- **AIM**: Your task is to copy every line of the records below that contains "JSON".
^^^^^^^^^^^^^^^^
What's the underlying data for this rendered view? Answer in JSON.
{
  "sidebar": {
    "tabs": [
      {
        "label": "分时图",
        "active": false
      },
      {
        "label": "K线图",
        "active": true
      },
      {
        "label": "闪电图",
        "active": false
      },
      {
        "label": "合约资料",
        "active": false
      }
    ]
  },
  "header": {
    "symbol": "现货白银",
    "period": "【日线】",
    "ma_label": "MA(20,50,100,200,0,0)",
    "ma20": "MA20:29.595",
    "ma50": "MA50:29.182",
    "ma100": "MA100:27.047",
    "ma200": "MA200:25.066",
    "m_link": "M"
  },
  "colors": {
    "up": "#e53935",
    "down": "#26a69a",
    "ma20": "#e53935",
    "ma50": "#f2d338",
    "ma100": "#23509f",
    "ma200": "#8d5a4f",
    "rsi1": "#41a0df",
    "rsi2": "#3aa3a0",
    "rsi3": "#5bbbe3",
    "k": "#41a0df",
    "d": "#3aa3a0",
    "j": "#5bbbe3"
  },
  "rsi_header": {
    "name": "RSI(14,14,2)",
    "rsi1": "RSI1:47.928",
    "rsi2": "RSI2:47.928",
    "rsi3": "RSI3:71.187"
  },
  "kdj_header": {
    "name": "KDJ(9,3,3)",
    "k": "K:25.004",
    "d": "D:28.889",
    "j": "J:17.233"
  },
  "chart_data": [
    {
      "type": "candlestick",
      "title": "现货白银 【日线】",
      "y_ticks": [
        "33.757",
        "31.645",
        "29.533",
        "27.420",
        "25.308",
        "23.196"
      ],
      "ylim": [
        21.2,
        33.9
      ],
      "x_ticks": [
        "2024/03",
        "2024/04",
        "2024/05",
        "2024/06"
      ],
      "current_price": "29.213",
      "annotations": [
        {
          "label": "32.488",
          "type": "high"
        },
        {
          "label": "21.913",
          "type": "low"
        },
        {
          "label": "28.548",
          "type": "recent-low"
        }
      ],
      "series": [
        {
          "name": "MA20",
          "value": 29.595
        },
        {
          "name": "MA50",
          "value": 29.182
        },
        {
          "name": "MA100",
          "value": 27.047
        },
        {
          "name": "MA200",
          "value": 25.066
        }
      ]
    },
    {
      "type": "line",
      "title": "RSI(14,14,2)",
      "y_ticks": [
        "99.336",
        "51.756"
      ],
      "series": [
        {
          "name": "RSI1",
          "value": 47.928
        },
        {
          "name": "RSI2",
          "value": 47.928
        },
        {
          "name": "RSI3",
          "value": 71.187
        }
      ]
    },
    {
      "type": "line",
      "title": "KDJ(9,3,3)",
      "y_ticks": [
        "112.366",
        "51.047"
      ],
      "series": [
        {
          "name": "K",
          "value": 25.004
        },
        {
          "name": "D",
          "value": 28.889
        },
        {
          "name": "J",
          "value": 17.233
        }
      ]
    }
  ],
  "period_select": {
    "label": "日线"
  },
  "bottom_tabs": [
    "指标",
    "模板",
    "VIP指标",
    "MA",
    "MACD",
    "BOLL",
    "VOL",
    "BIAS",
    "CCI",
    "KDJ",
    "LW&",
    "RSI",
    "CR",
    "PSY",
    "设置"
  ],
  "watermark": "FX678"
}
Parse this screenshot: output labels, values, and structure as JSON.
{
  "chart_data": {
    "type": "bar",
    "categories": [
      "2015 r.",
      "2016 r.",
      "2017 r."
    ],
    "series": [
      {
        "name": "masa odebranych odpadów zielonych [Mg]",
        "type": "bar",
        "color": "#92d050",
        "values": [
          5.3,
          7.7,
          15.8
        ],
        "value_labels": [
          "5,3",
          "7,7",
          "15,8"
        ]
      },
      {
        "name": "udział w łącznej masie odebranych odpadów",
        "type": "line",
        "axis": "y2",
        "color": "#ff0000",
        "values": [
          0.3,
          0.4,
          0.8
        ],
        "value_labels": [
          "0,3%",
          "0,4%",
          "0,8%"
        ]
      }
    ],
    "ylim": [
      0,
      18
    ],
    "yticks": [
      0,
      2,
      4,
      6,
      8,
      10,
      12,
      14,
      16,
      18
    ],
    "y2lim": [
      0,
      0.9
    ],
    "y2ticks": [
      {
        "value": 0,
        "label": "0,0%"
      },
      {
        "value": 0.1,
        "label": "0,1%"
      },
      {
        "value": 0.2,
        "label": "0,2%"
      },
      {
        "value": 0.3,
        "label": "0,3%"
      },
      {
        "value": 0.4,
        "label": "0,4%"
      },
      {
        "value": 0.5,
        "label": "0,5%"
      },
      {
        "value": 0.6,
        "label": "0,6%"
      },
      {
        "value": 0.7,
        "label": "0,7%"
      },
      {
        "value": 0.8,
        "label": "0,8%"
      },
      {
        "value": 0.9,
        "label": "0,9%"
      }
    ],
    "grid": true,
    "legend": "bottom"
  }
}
^^^^^^^^^^^^^^^^
- **TASK RESPONSE**:
What's the underlying data for this rendered view? Answer in JSON.
Parse this screenshot: output labels, values, and structure as JSON.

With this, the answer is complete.